>>>

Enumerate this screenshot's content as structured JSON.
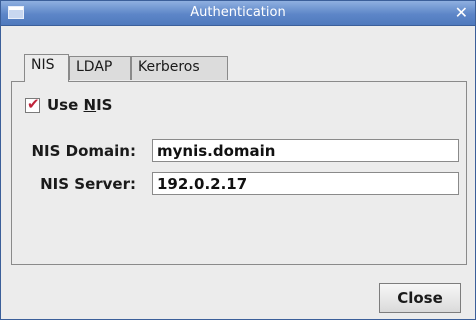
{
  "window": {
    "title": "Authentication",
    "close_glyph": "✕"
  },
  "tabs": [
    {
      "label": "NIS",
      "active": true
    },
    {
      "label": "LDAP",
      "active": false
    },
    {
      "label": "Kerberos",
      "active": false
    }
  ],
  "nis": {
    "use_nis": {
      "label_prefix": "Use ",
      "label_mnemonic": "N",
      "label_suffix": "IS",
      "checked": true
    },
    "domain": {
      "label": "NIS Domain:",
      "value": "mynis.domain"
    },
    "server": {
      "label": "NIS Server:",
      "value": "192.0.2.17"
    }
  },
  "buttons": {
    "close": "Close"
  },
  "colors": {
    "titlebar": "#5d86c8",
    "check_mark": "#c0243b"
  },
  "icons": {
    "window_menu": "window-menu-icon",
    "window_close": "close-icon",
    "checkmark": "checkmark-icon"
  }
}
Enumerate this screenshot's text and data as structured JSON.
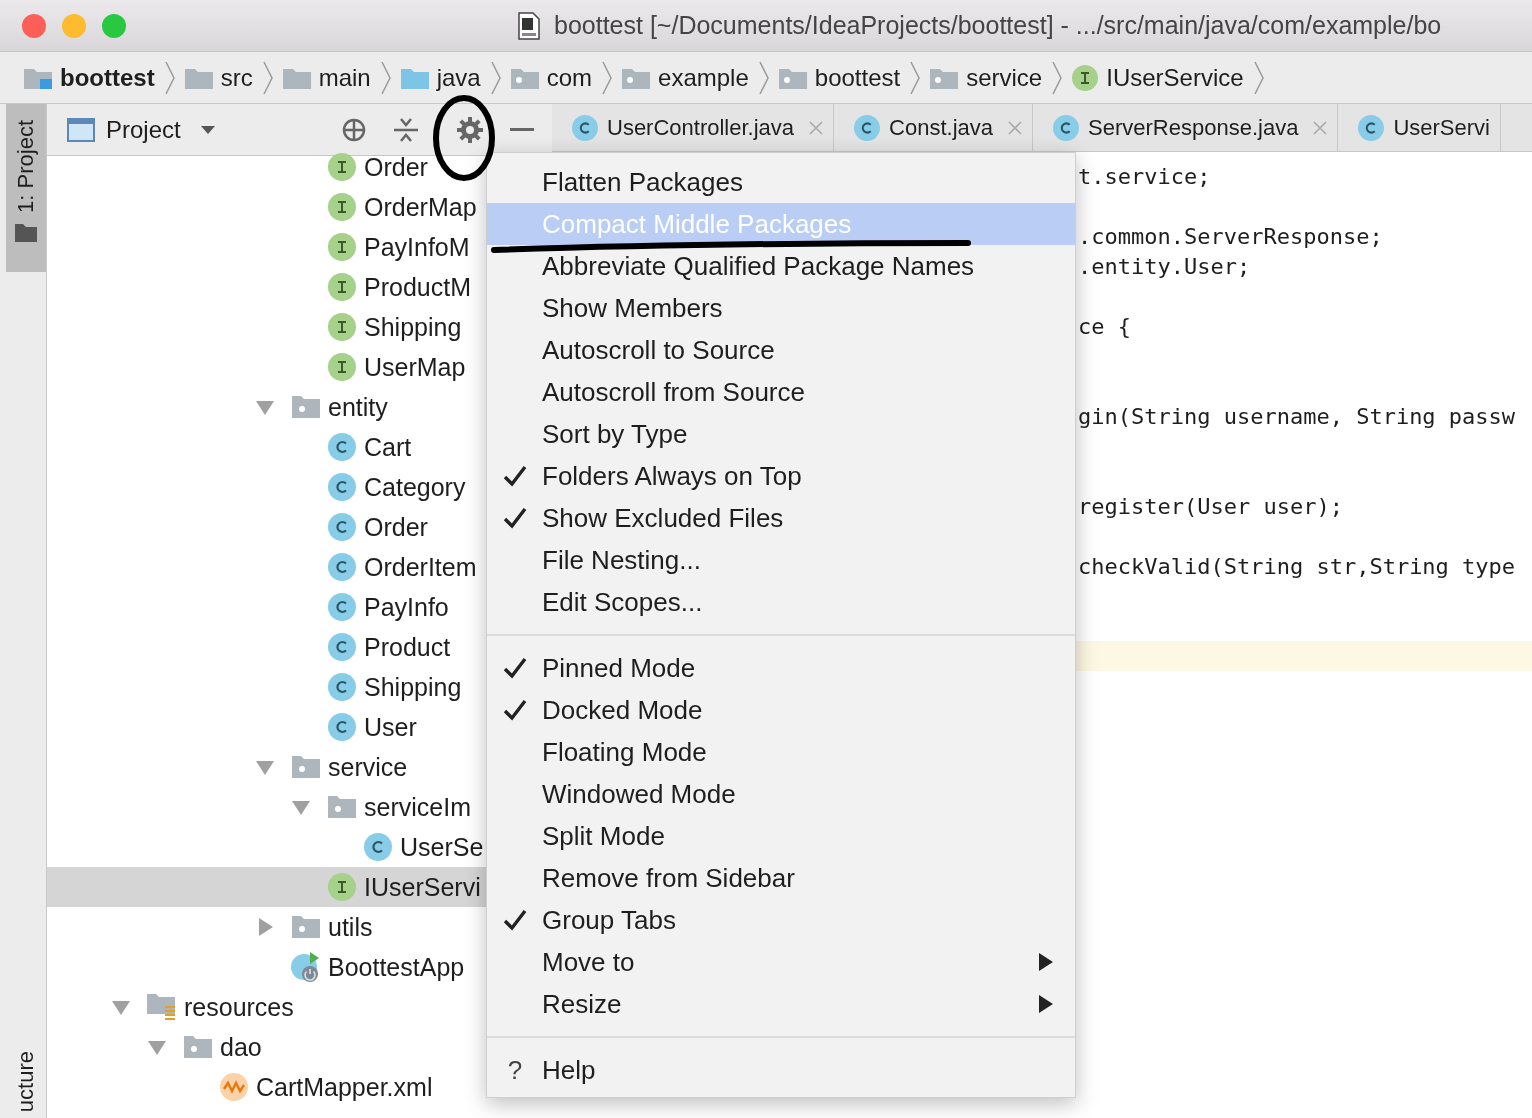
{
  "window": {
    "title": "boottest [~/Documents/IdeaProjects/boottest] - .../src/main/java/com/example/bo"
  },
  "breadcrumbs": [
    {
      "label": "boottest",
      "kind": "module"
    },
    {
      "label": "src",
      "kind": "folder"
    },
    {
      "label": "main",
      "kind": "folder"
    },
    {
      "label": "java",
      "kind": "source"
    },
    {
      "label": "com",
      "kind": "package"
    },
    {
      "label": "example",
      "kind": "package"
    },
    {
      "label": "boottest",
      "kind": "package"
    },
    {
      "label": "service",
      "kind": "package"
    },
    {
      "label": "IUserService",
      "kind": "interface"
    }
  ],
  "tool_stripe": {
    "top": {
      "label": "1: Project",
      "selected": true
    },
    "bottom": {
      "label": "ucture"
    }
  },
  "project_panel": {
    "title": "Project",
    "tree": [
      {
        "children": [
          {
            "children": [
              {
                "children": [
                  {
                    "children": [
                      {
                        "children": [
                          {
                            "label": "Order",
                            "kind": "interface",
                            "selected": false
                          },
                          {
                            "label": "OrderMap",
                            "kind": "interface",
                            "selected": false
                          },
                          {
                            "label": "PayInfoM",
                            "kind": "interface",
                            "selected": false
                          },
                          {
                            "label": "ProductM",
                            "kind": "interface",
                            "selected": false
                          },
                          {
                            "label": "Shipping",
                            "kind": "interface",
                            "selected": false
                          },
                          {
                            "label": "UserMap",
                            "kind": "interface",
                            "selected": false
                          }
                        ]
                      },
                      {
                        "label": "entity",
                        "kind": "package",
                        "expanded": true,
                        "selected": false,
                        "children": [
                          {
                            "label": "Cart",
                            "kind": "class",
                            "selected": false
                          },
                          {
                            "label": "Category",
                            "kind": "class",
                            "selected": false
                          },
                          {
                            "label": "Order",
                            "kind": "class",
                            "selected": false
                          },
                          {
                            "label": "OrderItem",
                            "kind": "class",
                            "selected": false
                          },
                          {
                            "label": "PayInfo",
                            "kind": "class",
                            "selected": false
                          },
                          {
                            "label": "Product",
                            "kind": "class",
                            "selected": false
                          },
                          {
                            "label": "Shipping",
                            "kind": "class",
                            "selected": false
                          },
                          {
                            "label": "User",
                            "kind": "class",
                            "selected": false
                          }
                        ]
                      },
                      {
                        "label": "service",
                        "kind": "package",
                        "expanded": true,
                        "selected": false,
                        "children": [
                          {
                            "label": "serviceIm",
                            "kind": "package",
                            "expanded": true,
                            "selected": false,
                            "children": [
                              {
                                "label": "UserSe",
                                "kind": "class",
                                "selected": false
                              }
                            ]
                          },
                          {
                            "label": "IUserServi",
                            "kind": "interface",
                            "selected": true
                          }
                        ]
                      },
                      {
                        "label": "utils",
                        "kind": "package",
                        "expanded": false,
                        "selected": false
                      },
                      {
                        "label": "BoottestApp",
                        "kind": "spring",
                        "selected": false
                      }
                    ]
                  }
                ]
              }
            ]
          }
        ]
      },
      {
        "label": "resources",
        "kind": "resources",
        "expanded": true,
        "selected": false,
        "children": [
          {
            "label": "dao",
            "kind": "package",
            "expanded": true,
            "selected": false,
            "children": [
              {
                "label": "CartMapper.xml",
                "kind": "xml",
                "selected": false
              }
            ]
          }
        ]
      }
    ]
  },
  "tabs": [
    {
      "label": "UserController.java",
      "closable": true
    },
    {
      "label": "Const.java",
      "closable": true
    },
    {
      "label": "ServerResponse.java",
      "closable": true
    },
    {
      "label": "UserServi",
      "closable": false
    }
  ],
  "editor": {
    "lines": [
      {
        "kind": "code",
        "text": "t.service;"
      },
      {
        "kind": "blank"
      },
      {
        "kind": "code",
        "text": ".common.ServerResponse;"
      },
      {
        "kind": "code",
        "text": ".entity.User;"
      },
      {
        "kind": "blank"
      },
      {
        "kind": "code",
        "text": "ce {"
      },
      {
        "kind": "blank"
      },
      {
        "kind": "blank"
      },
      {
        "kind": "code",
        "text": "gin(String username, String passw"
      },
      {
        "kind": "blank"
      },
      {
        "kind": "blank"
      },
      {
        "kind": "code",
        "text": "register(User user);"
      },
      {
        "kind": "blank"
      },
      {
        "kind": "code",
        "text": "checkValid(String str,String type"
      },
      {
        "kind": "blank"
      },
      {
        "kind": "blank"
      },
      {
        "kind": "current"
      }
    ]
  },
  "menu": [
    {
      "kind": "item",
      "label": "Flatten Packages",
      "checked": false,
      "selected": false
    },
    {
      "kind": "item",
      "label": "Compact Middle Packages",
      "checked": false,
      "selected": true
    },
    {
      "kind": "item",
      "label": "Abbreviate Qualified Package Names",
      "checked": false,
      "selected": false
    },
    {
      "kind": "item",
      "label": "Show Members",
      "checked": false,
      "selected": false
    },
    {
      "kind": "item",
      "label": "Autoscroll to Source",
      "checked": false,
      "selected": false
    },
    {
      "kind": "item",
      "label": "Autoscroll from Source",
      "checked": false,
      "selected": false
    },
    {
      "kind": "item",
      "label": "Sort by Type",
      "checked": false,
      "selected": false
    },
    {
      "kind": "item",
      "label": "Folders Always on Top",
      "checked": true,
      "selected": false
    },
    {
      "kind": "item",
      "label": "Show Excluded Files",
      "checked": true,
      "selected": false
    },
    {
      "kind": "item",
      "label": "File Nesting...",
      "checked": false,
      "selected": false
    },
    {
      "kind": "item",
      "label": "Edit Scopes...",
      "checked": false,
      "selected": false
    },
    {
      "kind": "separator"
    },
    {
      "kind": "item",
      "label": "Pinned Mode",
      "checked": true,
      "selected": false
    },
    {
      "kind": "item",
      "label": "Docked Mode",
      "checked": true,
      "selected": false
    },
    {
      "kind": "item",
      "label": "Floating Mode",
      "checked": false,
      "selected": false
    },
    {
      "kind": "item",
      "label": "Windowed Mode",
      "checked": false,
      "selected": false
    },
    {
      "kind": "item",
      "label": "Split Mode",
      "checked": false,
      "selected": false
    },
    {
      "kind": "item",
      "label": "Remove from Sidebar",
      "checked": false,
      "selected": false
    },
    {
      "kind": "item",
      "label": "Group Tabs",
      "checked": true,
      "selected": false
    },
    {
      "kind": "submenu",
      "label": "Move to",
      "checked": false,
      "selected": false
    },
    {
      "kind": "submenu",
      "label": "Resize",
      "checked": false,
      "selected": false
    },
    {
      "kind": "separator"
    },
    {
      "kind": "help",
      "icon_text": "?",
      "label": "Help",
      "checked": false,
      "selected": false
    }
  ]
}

<<<
>>>

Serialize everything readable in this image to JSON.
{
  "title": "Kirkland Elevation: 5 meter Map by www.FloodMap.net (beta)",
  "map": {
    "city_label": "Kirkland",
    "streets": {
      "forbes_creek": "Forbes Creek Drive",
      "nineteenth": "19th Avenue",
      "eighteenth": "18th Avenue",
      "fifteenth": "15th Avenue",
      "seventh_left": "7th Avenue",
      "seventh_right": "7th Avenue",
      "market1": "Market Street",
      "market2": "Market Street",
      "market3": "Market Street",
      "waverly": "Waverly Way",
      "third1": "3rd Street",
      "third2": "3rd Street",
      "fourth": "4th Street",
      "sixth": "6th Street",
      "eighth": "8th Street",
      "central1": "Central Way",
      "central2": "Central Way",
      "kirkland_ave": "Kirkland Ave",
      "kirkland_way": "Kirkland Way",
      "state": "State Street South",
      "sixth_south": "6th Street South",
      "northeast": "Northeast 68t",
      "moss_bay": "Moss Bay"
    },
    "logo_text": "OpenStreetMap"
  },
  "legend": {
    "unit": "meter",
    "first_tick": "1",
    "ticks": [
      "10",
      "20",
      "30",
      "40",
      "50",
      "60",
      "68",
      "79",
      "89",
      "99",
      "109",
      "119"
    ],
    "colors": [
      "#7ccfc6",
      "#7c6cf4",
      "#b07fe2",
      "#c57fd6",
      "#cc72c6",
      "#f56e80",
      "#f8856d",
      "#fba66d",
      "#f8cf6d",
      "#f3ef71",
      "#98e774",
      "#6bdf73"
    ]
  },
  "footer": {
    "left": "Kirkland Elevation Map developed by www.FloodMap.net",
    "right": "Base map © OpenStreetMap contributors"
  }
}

<<<

Within the data above, pick out all lines holding the word "South".

      "state": "State Street South",
      "sixth_south": "6th Street South",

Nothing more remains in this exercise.